*Information shown:*
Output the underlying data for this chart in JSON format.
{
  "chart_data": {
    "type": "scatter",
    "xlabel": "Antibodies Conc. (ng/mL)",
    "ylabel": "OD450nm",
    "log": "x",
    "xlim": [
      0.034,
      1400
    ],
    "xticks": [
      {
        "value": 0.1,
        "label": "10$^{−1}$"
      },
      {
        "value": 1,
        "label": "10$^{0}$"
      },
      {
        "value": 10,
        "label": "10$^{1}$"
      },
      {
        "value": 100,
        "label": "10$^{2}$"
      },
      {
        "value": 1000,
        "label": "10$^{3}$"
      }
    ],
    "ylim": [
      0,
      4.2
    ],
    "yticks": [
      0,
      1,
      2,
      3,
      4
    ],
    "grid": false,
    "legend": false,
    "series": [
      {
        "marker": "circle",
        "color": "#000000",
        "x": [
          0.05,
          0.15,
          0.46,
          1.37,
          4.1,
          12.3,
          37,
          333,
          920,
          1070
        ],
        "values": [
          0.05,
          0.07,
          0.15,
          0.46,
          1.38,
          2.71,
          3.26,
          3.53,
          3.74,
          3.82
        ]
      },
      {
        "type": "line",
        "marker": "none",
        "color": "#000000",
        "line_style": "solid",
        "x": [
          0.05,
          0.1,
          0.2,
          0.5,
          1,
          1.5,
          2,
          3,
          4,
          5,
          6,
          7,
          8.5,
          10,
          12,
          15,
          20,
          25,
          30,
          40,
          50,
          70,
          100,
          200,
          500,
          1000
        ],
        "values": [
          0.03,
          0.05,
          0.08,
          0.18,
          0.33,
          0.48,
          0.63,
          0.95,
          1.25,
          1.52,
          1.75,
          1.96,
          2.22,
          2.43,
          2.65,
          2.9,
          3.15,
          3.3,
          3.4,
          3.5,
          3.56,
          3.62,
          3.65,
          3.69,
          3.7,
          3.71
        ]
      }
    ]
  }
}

*Task instructions:* Each of the entries above needs to be given again exactly.

*Response to this task:*
Output the underlying data for this chart in JSON format.
{
  "chart_data": {
    "type": "scatter",
    "xlabel": "Antibodies Conc. (ng/mL)",
    "ylabel": "OD450nm",
    "log": "x",
    "xlim": [
      0.034,
      1400
    ],
    "xticks": [
      {
        "value": 0.1,
        "label": "10$^{−1}$"
      },
      {
        "value": 1,
        "label": "10$^{0}$"
      },
      {
        "value": 10,
        "label": "10$^{1}$"
      },
      {
        "value": 100,
        "label": "10$^{2}$"
      },
      {
        "value": 1000,
        "label": "10$^{3}$"
      }
    ],
    "ylim": [
      0,
      4.2
    ],
    "yticks": [
      0,
      1,
      2,
      3,
      4
    ],
    "grid": false,
    "legend": false,
    "series": [
      {
        "marker": "circle",
        "color": "#000000",
        "x": [
          0.05,
          0.15,
          0.46,
          1.37,
          4.1,
          12.3,
          37,
          333,
          920,
          1070
        ],
        "values": [
          0.05,
          0.07,
          0.15,
          0.46,
          1.38,
          2.71,
          3.26,
          3.53,
          3.74,
          3.82
        ]
      },
      {
        "type": "line",
        "marker": "none",
        "color": "#000000",
        "line_style": "solid",
        "x": [
          0.05,
          0.1,
          0.2,
          0.5,
          1,
          1.5,
          2,
          3,
          4,
          5,
          6,
          7,
          8.5,
          10,
          12,
          15,
          20,
          25,
          30,
          40,
          50,
          70,
          100,
          200,
          500,
          1000
        ],
        "values": [
          0.03,
          0.05,
          0.08,
          0.18,
          0.33,
          0.48,
          0.63,
          0.95,
          1.25,
          1.52,
          1.75,
          1.96,
          2.22,
          2.43,
          2.65,
          2.9,
          3.15,
          3.3,
          3.4,
          3.5,
          3.56,
          3.62,
          3.65,
          3.69,
          3.7,
          3.71
        ]
      }
    ]
  }
}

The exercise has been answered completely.